Which lines hold the word "image"? Show each of them.
# Start of Material for this task
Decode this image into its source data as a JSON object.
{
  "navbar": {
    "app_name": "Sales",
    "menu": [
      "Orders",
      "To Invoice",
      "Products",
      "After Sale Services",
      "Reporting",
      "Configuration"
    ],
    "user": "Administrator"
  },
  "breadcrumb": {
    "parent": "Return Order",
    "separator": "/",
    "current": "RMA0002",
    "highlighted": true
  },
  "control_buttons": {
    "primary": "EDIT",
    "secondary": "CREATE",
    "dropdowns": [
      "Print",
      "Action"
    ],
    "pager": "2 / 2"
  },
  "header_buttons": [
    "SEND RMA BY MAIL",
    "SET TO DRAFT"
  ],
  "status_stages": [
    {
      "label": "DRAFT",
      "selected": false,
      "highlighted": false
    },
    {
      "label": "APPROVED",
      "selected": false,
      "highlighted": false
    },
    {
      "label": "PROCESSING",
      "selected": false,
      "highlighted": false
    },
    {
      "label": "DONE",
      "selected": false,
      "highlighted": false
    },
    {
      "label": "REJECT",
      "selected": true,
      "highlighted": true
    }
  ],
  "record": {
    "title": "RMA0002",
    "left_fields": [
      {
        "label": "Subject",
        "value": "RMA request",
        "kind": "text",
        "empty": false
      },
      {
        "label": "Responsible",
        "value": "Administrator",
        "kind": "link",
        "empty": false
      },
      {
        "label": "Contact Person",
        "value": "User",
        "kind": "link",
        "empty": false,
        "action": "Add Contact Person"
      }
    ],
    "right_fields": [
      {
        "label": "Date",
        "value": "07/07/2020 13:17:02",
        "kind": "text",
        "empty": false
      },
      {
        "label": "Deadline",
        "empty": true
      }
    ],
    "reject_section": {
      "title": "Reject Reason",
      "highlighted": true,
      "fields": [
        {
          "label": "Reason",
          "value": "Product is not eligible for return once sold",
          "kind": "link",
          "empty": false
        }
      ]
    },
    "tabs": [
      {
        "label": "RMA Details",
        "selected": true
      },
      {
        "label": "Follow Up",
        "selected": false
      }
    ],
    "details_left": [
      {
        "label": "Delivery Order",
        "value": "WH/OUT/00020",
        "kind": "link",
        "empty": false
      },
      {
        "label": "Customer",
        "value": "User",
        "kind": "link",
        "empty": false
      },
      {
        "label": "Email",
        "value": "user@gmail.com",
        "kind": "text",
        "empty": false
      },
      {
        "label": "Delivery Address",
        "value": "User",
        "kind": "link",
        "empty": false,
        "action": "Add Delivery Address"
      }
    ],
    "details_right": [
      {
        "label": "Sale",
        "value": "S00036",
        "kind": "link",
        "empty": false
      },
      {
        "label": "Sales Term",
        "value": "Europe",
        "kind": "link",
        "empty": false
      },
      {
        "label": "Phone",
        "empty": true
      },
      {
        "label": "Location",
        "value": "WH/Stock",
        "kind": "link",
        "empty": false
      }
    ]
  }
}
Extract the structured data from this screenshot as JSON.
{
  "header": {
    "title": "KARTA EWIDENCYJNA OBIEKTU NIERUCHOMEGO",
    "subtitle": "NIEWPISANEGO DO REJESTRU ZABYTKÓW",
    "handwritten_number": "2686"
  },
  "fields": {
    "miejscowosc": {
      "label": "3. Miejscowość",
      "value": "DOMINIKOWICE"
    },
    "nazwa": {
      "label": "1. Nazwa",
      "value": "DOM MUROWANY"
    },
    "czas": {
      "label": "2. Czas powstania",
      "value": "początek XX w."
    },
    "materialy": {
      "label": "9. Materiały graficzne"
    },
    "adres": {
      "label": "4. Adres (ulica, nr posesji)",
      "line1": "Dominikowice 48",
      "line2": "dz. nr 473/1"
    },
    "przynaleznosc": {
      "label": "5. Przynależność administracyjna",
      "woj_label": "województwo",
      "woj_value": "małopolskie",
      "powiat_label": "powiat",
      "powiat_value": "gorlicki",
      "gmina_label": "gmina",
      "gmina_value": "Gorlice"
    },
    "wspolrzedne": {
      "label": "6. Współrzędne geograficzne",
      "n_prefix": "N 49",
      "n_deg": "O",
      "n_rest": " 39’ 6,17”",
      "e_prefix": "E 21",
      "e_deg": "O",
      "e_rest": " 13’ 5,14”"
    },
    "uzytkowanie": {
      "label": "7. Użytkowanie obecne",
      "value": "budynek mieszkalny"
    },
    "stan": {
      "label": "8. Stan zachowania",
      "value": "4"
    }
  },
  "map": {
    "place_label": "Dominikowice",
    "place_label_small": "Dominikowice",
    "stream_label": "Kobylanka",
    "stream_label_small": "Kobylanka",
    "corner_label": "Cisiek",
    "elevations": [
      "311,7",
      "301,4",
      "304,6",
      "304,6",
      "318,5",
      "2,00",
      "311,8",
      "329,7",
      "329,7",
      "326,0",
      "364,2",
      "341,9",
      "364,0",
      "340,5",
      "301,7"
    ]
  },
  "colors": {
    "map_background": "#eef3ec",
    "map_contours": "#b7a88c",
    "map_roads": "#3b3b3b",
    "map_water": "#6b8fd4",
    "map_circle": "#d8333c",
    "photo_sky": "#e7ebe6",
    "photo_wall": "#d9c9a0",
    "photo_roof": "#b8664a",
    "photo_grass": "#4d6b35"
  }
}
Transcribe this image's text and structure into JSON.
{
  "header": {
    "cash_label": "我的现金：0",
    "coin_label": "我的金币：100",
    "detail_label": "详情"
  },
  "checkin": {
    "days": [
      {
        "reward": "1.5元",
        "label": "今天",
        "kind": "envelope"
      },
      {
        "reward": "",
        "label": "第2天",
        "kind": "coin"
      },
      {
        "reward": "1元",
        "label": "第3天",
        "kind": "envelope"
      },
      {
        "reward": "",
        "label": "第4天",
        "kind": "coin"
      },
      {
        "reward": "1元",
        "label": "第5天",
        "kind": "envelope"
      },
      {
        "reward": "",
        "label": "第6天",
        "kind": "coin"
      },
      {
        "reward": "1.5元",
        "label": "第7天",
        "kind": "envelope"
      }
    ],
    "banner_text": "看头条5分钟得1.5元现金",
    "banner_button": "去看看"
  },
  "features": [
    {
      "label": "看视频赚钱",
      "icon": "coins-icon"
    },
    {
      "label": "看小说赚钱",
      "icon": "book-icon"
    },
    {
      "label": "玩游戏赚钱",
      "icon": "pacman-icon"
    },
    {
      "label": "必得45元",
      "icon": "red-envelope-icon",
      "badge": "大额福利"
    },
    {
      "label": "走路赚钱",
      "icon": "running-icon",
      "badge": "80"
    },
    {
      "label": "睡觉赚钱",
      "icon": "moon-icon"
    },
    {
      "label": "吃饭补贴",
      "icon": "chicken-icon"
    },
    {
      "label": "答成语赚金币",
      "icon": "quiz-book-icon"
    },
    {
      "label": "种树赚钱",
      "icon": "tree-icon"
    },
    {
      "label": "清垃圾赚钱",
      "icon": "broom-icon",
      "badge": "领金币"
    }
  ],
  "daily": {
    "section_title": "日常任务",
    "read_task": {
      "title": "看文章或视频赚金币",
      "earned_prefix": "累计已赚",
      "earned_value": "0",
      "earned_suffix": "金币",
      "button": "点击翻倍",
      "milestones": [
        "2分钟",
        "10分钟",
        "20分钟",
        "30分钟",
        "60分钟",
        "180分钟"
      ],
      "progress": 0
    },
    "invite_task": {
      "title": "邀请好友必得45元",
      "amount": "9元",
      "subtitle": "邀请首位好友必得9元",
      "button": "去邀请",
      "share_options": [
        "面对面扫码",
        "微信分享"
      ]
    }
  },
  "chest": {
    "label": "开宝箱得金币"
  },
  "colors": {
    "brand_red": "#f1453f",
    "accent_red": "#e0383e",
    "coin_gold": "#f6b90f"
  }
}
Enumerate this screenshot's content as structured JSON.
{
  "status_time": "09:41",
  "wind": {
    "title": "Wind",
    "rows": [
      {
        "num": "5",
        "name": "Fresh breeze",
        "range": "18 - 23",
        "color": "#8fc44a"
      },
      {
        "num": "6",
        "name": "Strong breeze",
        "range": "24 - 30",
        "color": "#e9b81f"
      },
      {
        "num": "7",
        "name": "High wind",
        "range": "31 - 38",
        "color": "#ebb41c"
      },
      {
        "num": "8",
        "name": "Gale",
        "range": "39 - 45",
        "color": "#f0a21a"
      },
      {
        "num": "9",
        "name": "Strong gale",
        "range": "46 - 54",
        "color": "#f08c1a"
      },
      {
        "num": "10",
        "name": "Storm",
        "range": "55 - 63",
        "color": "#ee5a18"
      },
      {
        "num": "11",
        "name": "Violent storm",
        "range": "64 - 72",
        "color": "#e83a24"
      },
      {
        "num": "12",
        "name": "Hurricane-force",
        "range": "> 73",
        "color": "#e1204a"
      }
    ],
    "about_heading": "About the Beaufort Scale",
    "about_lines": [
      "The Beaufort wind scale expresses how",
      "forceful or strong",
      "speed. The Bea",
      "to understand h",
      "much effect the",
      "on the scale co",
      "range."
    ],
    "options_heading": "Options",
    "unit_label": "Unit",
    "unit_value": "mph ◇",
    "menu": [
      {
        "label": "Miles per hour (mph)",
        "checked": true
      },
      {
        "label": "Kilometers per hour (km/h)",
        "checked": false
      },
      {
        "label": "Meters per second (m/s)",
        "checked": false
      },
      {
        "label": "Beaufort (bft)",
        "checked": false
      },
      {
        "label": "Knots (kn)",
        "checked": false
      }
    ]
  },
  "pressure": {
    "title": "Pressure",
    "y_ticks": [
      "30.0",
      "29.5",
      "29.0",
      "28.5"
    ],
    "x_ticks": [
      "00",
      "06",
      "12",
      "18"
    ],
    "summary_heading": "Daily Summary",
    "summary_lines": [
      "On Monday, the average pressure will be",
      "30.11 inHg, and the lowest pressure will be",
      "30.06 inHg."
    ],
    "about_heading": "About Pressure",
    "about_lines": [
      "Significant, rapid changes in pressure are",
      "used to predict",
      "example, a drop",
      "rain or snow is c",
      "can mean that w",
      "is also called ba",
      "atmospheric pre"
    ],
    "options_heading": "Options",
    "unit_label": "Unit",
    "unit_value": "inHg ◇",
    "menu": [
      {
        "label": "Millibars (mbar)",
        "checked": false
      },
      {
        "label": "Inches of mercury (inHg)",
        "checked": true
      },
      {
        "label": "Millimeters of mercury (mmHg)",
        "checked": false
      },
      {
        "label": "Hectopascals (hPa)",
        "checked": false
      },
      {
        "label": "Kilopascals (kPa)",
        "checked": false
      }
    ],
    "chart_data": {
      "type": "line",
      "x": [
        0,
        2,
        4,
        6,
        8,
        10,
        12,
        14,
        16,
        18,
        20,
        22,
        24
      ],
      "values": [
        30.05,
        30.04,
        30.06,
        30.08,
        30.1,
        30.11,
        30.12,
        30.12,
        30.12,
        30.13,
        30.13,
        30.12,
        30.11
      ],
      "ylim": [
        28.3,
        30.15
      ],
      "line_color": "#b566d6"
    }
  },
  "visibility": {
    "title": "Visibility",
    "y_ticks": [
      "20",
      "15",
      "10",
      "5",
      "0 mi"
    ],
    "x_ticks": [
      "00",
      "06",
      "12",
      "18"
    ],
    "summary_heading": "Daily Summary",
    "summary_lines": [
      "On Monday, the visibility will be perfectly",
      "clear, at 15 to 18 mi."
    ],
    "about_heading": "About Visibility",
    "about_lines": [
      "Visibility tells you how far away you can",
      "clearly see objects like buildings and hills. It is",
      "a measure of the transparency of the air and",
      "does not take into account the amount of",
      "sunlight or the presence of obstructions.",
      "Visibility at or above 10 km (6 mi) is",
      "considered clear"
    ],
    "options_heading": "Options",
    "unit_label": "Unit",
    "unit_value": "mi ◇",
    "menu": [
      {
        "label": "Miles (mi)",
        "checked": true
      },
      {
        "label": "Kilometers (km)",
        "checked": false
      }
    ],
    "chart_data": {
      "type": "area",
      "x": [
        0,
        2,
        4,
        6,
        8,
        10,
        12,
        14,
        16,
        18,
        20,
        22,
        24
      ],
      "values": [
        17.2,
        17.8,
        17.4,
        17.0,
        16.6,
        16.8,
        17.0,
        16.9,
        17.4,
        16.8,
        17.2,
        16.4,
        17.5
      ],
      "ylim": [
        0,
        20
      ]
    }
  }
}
# End of Material for this task
**Answer for the task**:
Decode this image into its source data as a JSON object.
Transcribe this image's text and structure into JSON.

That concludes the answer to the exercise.